• [Problem requirements] Leave out the pictures and repeat every record exactly.

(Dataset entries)

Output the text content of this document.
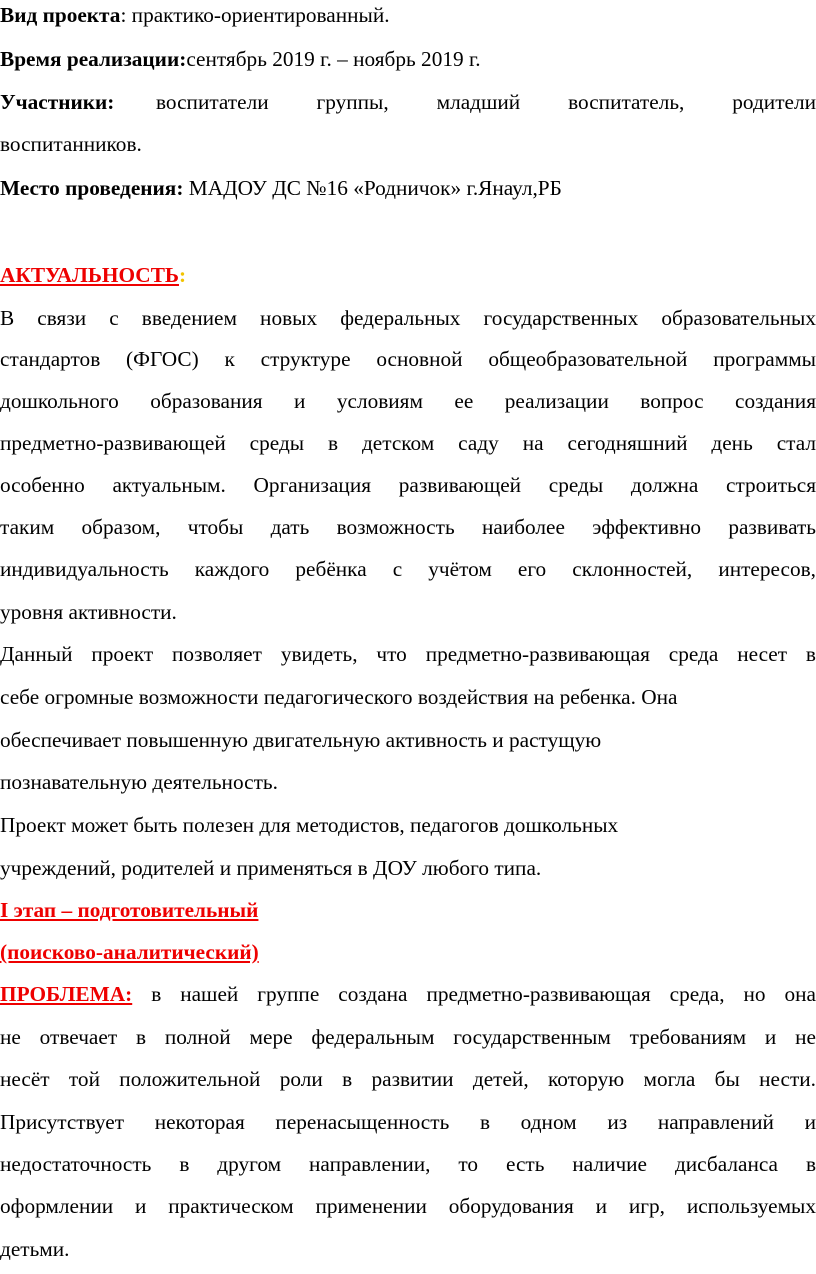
Вид проекта: практико-ориентированный.
Время реализации:сентябрь 2019 г. – ноябрь 2019 г.
Участники: воспитатели группы, младший воспитатель, родители
воспитанников.
Место проведения: МАДОУ ДС №16 «Родничок» г.Янаул,РБ
АКТУАЛЬНОСТЬ:
В связи с введением новых федеральных государственных образовательных
стандартов (ФГОС) к структуре основной общеобразовательной программы
дошкольного образования и условиям ее реализации вопрос создания
предметно-развивающей среды в детском саду на сегодняшний день стал
особенно актуальным. Организация развивающей среды должна строиться
таким образом, чтобы дать возможность наиболее эффективно развивать
индивидуальность каждого ребёнка с учётом его склонностей, интересов,
уровня активности.
Данный проект позволяет увидеть, что предметно-развивающая среда несет в
себе огромные возможности педагогического воздействия на ребенка. Она
обеспечивает повышенную двигательную активность и растущую
познавательную деятельность.
Проект может быть полезен для методистов, педагогов дошкольных
учреждений, родителей и применяться в ДОУ любого типа.
I этап – подготовительный
(поисково-аналитический)
ПРОБЛЕМА: в нашей группе создана предметно-развивающая среда, но она
не отвечает в полной мере федеральным государственным требованиям и не
несёт той положительной роли в развитии детей, которую могла бы нести.
Присутствует некоторая перенасыщенность в одном из направлений и
недостаточность в другом направлении, то есть наличие дисбаланса в
оформлении и практическом применении оборудования и игр, используемых
детьми.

• [Problem solution]
Output the text content of this document.
Вид проекта: практико-ориентированный.
Время реализации:сентябрь 2019 г. – ноябрь 2019 г.
Участники: воспитатели группы, младший воспитатель, родители
воспитанников.
Место проведения: МАДОУ ДС №16 «Родничок» г.Янаул,РБ
АКТУАЛЬНОСТЬ:
В связи с введением новых федеральных государственных образовательных
стандартов (ФГОС) к структуре основной общеобразовательной программы
дошкольного образования и условиям ее реализации вопрос создания
предметно-развивающей среды в детском саду на сегодняшний день стал
особенно актуальным. Организация развивающей среды должна строиться
таким образом, чтобы дать возможность наиболее эффективно развивать
индивидуальность каждого ребёнка с учётом его склонностей, интересов,
уровня активности.
Данный проект позволяет увидеть, что предметно-развивающая среда несет в
себе огромные возможности педагогического воздействия на ребенка. Она
обеспечивает повышенную двигательную активность и растущую
познавательную деятельность.
Проект может быть полезен для методистов, педагогов дошкольных
учреждений, родителей и применяться в ДОУ любого типа.
I этап – подготовительный
(поисково-аналитический)
ПРОБЛЕМА: в нашей группе создана предметно-развивающая среда, но она
не отвечает в полной мере федеральным государственным требованиям и не
несёт той положительной роли в развитии детей, которую могла бы нести.
Присутствует некоторая перенасыщенность в одном из направлений и
недостаточность в другом направлении, то есть наличие дисбаланса в
оформлении и практическом применении оборудования и игр, используемых
детьми.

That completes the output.